=== REQUIREMENT ===
How many of the lines below include "Price"? Give the number and no other words.

=== THE DATA ===
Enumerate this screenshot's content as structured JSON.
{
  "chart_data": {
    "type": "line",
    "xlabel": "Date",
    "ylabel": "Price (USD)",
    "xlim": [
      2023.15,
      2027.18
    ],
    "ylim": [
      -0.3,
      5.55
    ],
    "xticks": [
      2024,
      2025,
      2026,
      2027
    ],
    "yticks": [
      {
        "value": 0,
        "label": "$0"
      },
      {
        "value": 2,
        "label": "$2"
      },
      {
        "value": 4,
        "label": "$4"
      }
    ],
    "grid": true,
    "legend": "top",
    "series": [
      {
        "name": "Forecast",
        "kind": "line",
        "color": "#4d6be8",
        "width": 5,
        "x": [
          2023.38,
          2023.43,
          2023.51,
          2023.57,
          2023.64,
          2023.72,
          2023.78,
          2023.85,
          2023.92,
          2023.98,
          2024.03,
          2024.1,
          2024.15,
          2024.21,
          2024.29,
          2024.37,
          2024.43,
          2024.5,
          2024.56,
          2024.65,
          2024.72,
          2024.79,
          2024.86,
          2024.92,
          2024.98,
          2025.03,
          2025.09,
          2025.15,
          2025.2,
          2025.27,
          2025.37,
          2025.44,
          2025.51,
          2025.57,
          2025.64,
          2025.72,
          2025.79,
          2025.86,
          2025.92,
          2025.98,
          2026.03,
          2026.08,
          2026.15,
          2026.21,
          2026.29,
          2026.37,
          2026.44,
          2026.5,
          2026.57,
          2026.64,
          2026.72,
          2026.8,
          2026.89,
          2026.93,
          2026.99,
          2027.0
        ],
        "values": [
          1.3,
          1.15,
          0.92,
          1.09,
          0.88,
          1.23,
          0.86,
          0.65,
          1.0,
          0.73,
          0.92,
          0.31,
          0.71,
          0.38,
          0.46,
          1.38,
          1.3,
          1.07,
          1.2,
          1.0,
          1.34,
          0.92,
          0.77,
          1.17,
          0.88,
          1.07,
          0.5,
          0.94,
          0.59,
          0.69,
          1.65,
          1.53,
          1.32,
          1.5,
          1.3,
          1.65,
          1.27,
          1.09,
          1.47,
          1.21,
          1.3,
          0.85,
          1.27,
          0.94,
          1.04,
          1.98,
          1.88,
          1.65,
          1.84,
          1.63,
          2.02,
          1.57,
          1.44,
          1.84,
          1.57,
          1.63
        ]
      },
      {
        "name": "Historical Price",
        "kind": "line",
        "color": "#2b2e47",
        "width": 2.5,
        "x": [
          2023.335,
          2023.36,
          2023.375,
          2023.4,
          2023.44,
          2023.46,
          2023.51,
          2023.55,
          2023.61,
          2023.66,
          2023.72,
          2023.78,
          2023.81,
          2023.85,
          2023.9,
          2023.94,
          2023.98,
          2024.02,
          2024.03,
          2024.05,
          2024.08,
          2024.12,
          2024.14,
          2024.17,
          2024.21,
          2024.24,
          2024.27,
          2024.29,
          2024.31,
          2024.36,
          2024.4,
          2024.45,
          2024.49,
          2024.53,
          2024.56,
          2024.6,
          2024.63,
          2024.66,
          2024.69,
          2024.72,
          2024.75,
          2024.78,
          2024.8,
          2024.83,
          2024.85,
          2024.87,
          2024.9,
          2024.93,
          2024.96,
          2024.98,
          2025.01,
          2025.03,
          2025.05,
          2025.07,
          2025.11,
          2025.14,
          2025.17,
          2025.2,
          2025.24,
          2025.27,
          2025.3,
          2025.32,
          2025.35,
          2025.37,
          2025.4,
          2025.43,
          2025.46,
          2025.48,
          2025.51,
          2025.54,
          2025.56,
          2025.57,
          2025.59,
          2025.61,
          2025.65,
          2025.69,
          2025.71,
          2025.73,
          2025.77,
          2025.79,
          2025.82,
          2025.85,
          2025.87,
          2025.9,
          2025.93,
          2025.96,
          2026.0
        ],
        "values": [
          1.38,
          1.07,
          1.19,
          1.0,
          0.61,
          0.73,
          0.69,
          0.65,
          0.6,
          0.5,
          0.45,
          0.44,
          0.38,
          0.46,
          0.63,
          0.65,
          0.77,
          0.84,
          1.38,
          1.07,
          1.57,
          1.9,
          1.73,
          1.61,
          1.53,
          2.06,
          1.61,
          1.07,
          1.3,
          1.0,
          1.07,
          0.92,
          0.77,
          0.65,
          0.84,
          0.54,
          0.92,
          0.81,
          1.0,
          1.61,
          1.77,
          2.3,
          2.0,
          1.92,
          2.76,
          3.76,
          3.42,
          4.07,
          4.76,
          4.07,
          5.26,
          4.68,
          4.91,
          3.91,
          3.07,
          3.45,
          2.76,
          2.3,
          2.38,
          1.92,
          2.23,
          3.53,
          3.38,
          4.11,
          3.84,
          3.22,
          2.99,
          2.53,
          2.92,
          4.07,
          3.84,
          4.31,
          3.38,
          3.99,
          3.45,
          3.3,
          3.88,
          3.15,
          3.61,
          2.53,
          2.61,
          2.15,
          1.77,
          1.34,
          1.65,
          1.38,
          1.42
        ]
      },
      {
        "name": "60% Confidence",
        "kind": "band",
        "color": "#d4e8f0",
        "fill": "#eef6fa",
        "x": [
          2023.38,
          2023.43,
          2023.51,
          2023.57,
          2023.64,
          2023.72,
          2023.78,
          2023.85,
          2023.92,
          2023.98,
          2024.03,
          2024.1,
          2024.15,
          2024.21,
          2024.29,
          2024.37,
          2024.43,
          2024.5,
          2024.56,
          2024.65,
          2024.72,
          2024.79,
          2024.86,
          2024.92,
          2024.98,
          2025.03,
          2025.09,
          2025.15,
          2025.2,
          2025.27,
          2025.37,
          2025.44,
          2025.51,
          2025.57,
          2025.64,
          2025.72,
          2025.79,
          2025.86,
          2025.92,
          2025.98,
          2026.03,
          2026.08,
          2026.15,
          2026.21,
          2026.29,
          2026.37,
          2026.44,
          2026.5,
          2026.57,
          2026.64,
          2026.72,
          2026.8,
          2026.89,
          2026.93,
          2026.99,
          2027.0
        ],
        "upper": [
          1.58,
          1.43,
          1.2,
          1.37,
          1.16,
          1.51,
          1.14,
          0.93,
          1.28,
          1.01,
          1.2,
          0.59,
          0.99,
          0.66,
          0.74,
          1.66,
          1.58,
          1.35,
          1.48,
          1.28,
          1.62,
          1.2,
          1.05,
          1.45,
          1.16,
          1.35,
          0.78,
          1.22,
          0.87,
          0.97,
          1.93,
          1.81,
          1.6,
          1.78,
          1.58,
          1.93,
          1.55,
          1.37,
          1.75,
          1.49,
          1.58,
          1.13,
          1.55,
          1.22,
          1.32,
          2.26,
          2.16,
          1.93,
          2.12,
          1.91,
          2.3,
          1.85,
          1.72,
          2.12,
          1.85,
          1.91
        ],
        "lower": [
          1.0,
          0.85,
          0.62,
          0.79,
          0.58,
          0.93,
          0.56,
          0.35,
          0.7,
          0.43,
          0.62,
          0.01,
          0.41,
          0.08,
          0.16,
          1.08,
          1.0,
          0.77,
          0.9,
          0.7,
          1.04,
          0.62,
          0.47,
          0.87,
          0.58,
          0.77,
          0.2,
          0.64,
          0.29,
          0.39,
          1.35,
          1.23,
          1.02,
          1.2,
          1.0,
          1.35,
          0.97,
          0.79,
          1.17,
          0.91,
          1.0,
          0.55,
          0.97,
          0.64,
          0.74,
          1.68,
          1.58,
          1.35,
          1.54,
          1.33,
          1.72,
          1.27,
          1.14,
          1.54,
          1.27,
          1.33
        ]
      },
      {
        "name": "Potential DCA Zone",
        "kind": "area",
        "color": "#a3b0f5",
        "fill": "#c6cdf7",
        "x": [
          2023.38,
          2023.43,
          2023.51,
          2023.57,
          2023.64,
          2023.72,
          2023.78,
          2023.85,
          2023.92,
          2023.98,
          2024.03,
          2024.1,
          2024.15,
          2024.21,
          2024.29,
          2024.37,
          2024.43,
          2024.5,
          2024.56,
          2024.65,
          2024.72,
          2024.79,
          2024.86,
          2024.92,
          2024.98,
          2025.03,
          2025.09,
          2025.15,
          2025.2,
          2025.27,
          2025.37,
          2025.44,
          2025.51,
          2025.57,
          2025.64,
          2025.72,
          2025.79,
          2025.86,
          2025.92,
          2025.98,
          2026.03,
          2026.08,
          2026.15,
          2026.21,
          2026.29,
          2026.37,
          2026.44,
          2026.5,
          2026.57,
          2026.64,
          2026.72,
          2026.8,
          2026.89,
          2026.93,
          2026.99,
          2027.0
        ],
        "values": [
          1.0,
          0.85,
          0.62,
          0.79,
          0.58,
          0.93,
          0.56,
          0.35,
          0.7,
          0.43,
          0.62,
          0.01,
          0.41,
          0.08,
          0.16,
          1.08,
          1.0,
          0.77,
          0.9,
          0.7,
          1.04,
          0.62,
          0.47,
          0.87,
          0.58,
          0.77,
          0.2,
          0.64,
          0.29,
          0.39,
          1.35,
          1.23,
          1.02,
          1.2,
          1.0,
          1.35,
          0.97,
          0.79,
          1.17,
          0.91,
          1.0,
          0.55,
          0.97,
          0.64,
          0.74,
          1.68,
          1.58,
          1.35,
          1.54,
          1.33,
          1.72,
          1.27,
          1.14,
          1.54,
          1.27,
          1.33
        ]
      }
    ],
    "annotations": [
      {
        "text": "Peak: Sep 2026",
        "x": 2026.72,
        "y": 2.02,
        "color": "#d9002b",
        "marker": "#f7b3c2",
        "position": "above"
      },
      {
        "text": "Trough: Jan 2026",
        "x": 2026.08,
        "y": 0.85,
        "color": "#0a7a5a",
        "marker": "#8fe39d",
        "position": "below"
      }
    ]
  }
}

=== FULL ANSWER ===
2